▶ _Provided data_
[start]

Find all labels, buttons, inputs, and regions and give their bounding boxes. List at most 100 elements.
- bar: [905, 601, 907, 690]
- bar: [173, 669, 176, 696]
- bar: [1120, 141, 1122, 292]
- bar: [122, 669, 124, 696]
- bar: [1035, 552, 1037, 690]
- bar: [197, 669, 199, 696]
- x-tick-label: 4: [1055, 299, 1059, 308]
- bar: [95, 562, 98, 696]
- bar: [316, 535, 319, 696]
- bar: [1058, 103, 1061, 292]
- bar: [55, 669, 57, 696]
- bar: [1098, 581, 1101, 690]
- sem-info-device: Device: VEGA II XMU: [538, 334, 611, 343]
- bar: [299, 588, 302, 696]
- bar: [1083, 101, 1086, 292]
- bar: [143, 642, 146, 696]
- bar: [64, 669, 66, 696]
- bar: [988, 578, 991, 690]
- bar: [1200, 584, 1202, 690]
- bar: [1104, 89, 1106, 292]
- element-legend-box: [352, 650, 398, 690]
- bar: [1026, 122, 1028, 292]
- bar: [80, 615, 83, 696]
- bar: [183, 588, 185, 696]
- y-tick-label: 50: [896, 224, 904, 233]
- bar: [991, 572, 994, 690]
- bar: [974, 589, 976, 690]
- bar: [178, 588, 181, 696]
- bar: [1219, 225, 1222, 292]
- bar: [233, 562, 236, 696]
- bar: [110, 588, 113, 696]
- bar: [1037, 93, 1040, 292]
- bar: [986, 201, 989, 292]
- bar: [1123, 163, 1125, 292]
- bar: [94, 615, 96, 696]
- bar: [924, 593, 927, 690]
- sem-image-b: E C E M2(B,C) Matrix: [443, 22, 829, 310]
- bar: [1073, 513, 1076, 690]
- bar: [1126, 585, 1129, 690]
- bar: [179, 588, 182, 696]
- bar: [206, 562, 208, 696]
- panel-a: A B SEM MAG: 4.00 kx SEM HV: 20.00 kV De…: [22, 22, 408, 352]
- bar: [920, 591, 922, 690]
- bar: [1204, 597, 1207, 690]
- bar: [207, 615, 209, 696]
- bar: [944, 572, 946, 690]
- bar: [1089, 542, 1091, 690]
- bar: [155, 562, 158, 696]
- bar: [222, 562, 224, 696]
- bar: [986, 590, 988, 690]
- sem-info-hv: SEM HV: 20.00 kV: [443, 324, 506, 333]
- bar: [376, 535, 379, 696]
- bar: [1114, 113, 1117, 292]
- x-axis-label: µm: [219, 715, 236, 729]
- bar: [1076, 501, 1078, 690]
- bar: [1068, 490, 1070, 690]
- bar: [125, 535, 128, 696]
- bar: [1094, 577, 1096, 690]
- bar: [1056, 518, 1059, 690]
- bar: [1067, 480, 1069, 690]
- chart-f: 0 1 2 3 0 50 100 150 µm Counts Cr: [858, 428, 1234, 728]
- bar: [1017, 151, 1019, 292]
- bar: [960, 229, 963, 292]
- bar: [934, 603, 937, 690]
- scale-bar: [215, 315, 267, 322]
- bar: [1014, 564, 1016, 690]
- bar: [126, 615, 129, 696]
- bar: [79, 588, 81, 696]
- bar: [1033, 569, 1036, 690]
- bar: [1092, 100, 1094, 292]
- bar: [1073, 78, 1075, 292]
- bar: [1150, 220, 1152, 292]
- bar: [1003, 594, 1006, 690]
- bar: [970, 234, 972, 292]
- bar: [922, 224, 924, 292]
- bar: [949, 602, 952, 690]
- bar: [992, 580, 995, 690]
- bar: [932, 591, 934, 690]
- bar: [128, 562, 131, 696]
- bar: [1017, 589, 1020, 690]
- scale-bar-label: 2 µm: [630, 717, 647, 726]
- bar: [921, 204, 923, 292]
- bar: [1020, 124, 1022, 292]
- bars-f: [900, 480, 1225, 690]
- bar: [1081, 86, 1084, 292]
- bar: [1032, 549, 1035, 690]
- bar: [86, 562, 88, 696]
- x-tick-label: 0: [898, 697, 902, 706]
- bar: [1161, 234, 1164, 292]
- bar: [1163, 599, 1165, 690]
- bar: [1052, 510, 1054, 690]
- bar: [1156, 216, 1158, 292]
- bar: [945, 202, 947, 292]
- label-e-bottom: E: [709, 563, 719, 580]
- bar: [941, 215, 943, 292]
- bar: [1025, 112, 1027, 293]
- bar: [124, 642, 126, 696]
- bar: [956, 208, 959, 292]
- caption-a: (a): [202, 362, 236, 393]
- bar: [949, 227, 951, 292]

[end]

▶ _Short task_
In the material from its first line through the line containing "- bar: [934, 603, 937, 690]", substitute "column" for every "bar" and leave everything else unchanged. Give only those lines.

▶ _Result of the exercise_
Find all labels, buttons, inputs, and regions and give their bounding boxes. List at most 100 elements.
- column: [905, 601, 907, 690]
- column: [173, 669, 176, 696]
- column: [1120, 141, 1122, 292]
- column: [122, 669, 124, 696]
- column: [1035, 552, 1037, 690]
- column: [197, 669, 199, 696]
- x-tick-label: 4: [1055, 299, 1059, 308]
- column: [95, 562, 98, 696]
- column: [316, 535, 319, 696]
- column: [1058, 103, 1061, 292]
- column: [55, 669, 57, 696]
- column: [1098, 581, 1101, 690]
- sem-info-device: Device: VEGA II XMU: [538, 334, 611, 343]
- column: [299, 588, 302, 696]
- column: [1083, 101, 1086, 292]
- column: [143, 642, 146, 696]
- column: [64, 669, 66, 696]
- column: [988, 578, 991, 690]
- column: [1200, 584, 1202, 690]
- column: [1104, 89, 1106, 292]
- element-legend-box: [352, 650, 398, 690]
- column: [1026, 122, 1028, 292]
- column: [80, 615, 83, 696]
- column: [183, 588, 185, 696]
- y-tick-label: 50: [896, 224, 904, 233]
- column: [991, 572, 994, 690]
- column: [974, 589, 976, 690]
- column: [178, 588, 181, 696]
- column: [1219, 225, 1222, 292]
- column: [233, 562, 236, 696]
- column: [110, 588, 113, 696]
- column: [1037, 93, 1040, 292]
- column: [986, 201, 989, 292]
- column: [1123, 163, 1125, 292]
- column: [94, 615, 96, 696]
- column: [924, 593, 927, 690]
- sem-image-b: E C E M2(B,C) Matrix: [443, 22, 829, 310]
- column: [1073, 513, 1076, 690]
- column: [1126, 585, 1129, 690]
- column: [179, 588, 182, 696]
- column: [206, 562, 208, 696]
- panel-a: A B SEM MAG: 4.00 kx SEM HV: 20.00 kV De…: [22, 22, 408, 352]
- column: [920, 591, 922, 690]
- column: [1204, 597, 1207, 690]
- column: [207, 615, 209, 696]
- column: [944, 572, 946, 690]
- column: [1089, 542, 1091, 690]
- column: [155, 562, 158, 696]
- column: [222, 562, 224, 696]
- column: [986, 590, 988, 690]
- sem-info-hv: SEM HV: 20.00 kV: [443, 324, 506, 333]
- column: [376, 535, 379, 696]
- column: [1114, 113, 1117, 292]
- x-axis-label: µm: [219, 715, 236, 729]
- column: [1076, 501, 1078, 690]
- column: [1068, 490, 1070, 690]
- column: [125, 535, 128, 696]
- column: [1094, 577, 1096, 690]
- column: [1056, 518, 1059, 690]
- column: [1067, 480, 1069, 690]
- chart-f: 0 1 2 3 0 50 100 150 µm Counts Cr: [858, 428, 1234, 728]
- column: [1017, 151, 1019, 292]
- column: [960, 229, 963, 292]
- column: [934, 603, 937, 690]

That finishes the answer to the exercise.